Extracted records
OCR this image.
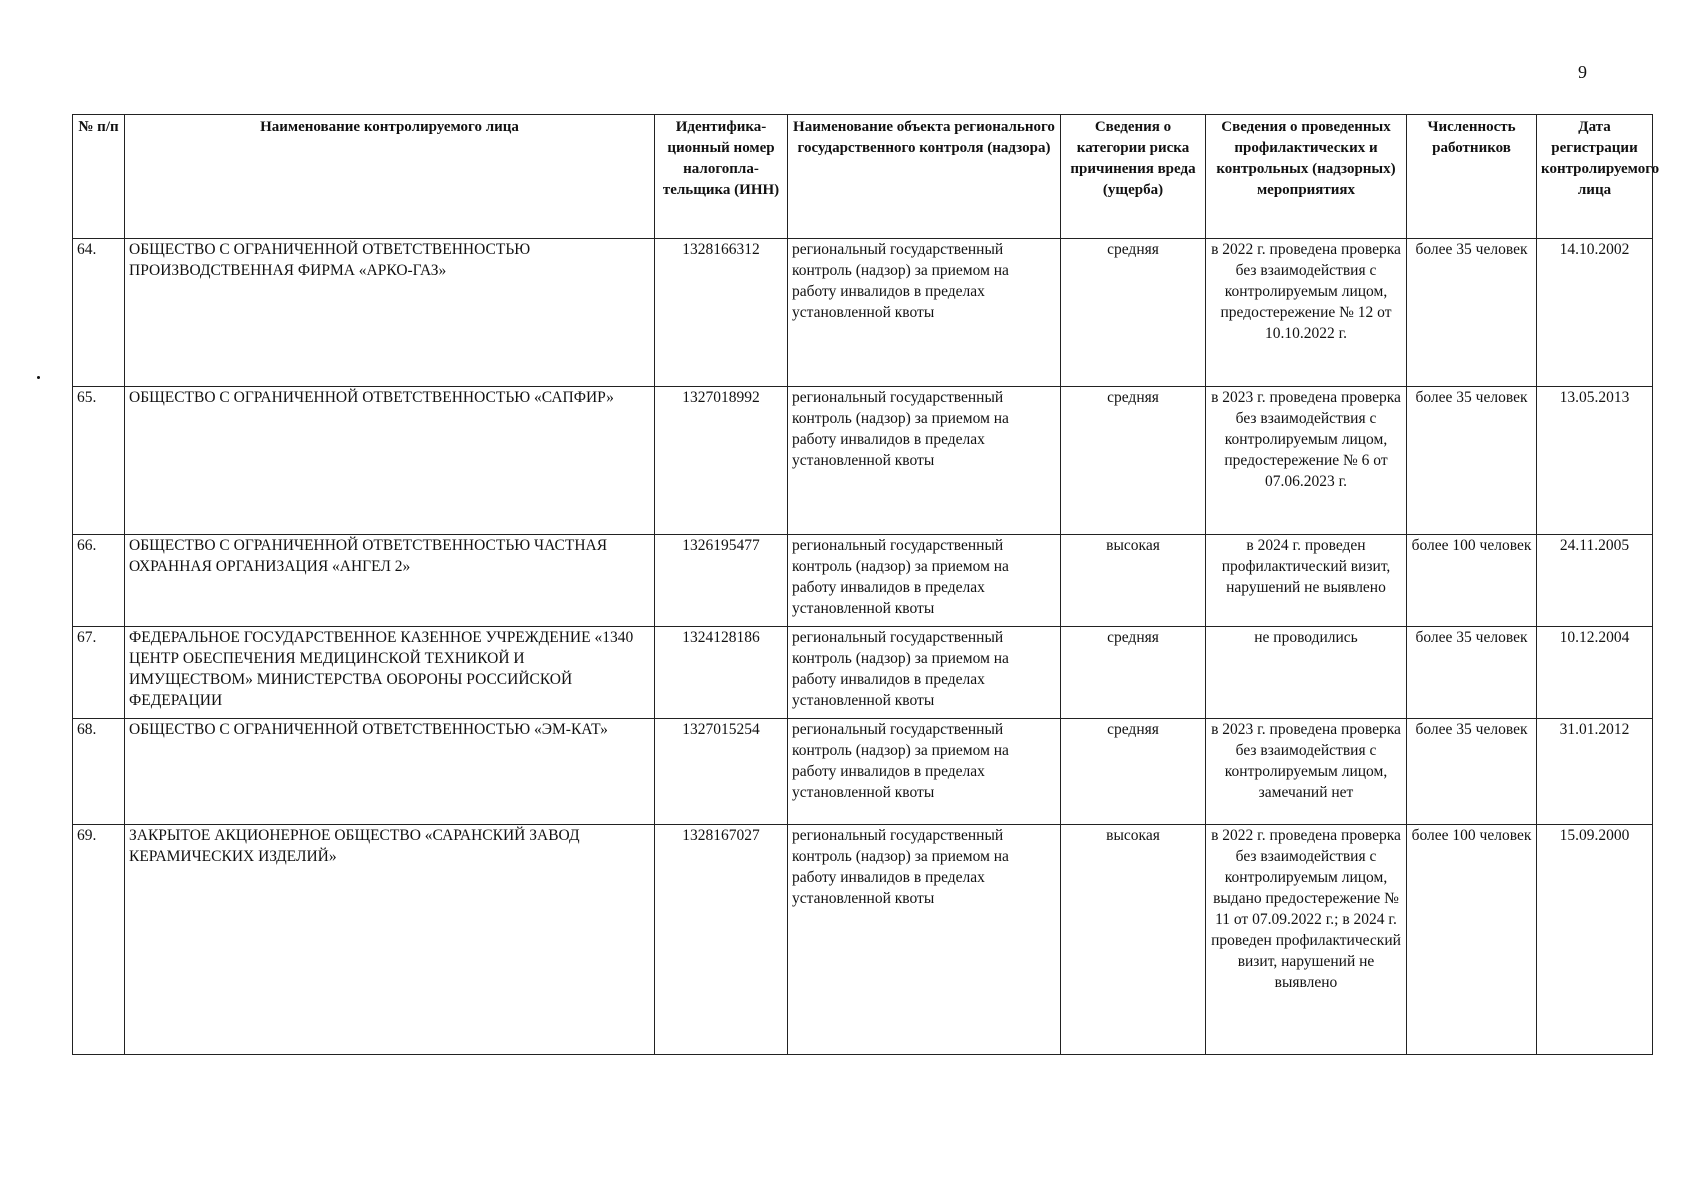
9
№ п/п	Наименование контролируемого лица	Идентифика-ционный номер налогопла-тельщика (ИНН)	Наименование объекта регионального государственного контроля (надзора)	Сведения о категории риска причинения вреда (ущерба)	Сведения о проведенных профилактических и контрольных (надзорных) мероприятиях	Численность работников	Дата регистрации контролируемого лица
64.	ОБЩЕСТВО С ОГРАНИЧЕННОЙ ОТВЕТСТВЕННОСТЬЮ ПРОИЗВОДСТВЕННАЯ ФИРМА «АРКО-ГАЗ»	1328166312	региональный государственный контроль (надзор) за приемом на работу инвалидов в пределах установленной квоты	средняя	в 2022 г. проведена проверка без взаимодействия с контролируемым лицом, предостережение № 12 от 10.10.2022 г.	более 35 человек	14.10.2002
65.	ОБЩЕСТВО С ОГРАНИЧЕННОЙ ОТВЕТСТВЕННОСТЬЮ «САПФИР»	1327018992	региональный государственный контроль (надзор) за приемом на работу инвалидов в пределах установленной квоты	средняя	в 2023 г. проведена проверка без взаимодействия с контролируемым лицом, предостережение № 6 от 07.06.2023 г.	более 35 человек	13.05.2013
66.	ОБЩЕСТВО С ОГРАНИЧЕННОЙ ОТВЕТСТВЕННОСТЬЮ ЧАСТНАЯ ОХРАННАЯ ОРГАНИЗАЦИЯ «АНГЕЛ 2»	1326195477	региональный государственный контроль (надзор) за приемом на работу инвалидов в пределах установленной квоты	высокая	в 2024 г. проведен профилактический визит, нарушений не выявлено	более 100 человек	24.11.2005
67.	ФЕДЕРАЛЬНОЕ ГОСУДАРСТВЕННОЕ КАЗЕННОЕ УЧРЕЖДЕНИЕ «1340 ЦЕНТР ОБЕСПЕЧЕНИЯ МЕДИЦИНСКОЙ ТЕХНИКОЙ И ИМУЩЕСТВОМ» МИНИСТЕРСТВА ОБОРОНЫ РОССИЙСКОЙ ФЕДЕРАЦИИ	1324128186	региональный государственный контроль (надзор) за приемом на работу инвалидов в пределах установленной квоты	средняя	не проводились	более 35 человек	10.12.2004
68.	ОБЩЕСТВО С ОГРАНИЧЕННОЙ ОТВЕТСТВЕННОСТЬЮ «ЭМ-КАТ»	1327015254	региональный государственный контроль (надзор) за приемом на работу инвалидов в пределах установленной квоты	средняя	в 2023 г. проведена проверка без взаимодействия с контролируемым лицом, замечаний нет	более 35 человек	31.01.2012
69.	ЗАКРЫТОЕ АКЦИОНЕРНОЕ ОБЩЕСТВО «САРАНСКИЙ ЗАВОД КЕРАМИЧЕСКИХ ИЗДЕЛИЙ»	1328167027	региональный государственный контроль (надзор) за приемом на работу инвалидов в пределах установленной квоты	высокая	в 2022 г. проведена проверка без взаимодействия с контролируемым лицом, выдано предостережение № 11 от 07.09.2022 г.; в 2024 г. проведен профилактический визит, нарушений не выявлено	более 100 человек	15.09.2000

[SET EXERCISE] Transcribe every entry above exactly. Omit all pictures.

[CORRECT RESPONSE]
OCR this image.
9
№ п/п	Наименование контролируемого лица	Идентифика-ционный номер налогопла-тельщика (ИНН)	Наименование объекта регионального государственного контроля (надзора)	Сведения о категории риска причинения вреда (ущерба)	Сведения о проведенных профилактических и контрольных (надзорных) мероприятиях	Численность работников	Дата регистрации контролируемого лица
64.	ОБЩЕСТВО С ОГРАНИЧЕННОЙ ОТВЕТСТВЕННОСТЬЮ ПРОИЗВОДСТВЕННАЯ ФИРМА «АРКО-ГАЗ»	1328166312	региональный государственный контроль (надзор) за приемом на работу инвалидов в пределах установленной квоты	средняя	в 2022 г. проведена проверка без взаимодействия с контролируемым лицом, предостережение № 12 от 10.10.2022 г.	более 35 человек	14.10.2002
65.	ОБЩЕСТВО С ОГРАНИЧЕННОЙ ОТВЕТСТВЕННОСТЬЮ «САПФИР»	1327018992	региональный государственный контроль (надзор) за приемом на работу инвалидов в пределах установленной квоты	средняя	в 2023 г. проведена проверка без взаимодействия с контролируемым лицом, предостережение № 6 от 07.06.2023 г.	более 35 человек	13.05.2013
66.	ОБЩЕСТВО С ОГРАНИЧЕННОЙ ОТВЕТСТВЕННОСТЬЮ ЧАСТНАЯ ОХРАННАЯ ОРГАНИЗАЦИЯ «АНГЕЛ 2»	1326195477	региональный государственный контроль (надзор) за приемом на работу инвалидов в пределах установленной квоты	высокая	в 2024 г. проведен профилактический визит, нарушений не выявлено	более 100 человек	24.11.2005
67.	ФЕДЕРАЛЬНОЕ ГОСУДАРСТВЕННОЕ КАЗЕННОЕ УЧРЕЖДЕНИЕ «1340 ЦЕНТР ОБЕСПЕЧЕНИЯ МЕДИЦИНСКОЙ ТЕХНИКОЙ И ИМУЩЕСТВОМ» МИНИСТЕРСТВА ОБОРОНЫ РОССИЙСКОЙ ФЕДЕРАЦИИ	1324128186	региональный государственный контроль (надзор) за приемом на работу инвалидов в пределах установленной квоты	средняя	не проводились	более 35 человек	10.12.2004
68.	ОБЩЕСТВО С ОГРАНИЧЕННОЙ ОТВЕТСТВЕННОСТЬЮ «ЭМ-КАТ»	1327015254	региональный государственный контроль (надзор) за приемом на работу инвалидов в пределах установленной квоты	средняя	в 2023 г. проведена проверка без взаимодействия с контролируемым лицом, замечаний нет	более 35 человек	31.01.2012
69.	ЗАКРЫТОЕ АКЦИОНЕРНОЕ ОБЩЕСТВО «САРАНСКИЙ ЗАВОД КЕРАМИЧЕСКИХ ИЗДЕЛИЙ»	1328167027	региональный государственный контроль (надзор) за приемом на работу инвалидов в пределах установленной квоты	высокая	в 2022 г. проведена проверка без взаимодействия с контролируемым лицом, выдано предостережение № 11 от 07.09.2022 г.; в 2024 г. проведен профилактический визит, нарушений не выявлено	более 100 человек	15.09.2000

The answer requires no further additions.